CHALLENGE –
From the records below, give the number of lines that contain the string "title", without any other text.

AVAILABLE DATA –
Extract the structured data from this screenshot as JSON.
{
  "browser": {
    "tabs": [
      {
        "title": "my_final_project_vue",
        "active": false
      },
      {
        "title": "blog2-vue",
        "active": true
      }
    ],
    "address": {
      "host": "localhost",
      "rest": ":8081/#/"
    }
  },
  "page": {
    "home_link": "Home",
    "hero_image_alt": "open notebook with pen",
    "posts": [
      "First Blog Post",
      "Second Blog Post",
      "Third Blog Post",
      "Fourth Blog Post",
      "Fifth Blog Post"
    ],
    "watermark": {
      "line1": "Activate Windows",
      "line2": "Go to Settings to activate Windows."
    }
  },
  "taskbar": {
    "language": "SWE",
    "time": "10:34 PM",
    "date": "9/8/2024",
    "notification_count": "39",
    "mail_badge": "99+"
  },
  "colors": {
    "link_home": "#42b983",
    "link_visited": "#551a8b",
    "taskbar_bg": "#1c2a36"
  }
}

---

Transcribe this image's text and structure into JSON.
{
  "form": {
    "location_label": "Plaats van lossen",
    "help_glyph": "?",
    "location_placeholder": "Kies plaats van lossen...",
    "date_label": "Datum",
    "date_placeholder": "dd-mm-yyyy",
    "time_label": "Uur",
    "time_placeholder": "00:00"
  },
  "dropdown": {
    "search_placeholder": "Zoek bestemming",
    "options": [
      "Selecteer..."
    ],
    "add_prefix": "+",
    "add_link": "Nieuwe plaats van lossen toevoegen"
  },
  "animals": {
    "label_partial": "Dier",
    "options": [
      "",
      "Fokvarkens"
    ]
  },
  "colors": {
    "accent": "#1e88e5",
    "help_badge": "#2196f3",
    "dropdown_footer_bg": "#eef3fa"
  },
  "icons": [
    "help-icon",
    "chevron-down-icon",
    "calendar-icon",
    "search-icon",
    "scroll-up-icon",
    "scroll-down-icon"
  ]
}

SOLUTION FOR THIS TASK –
2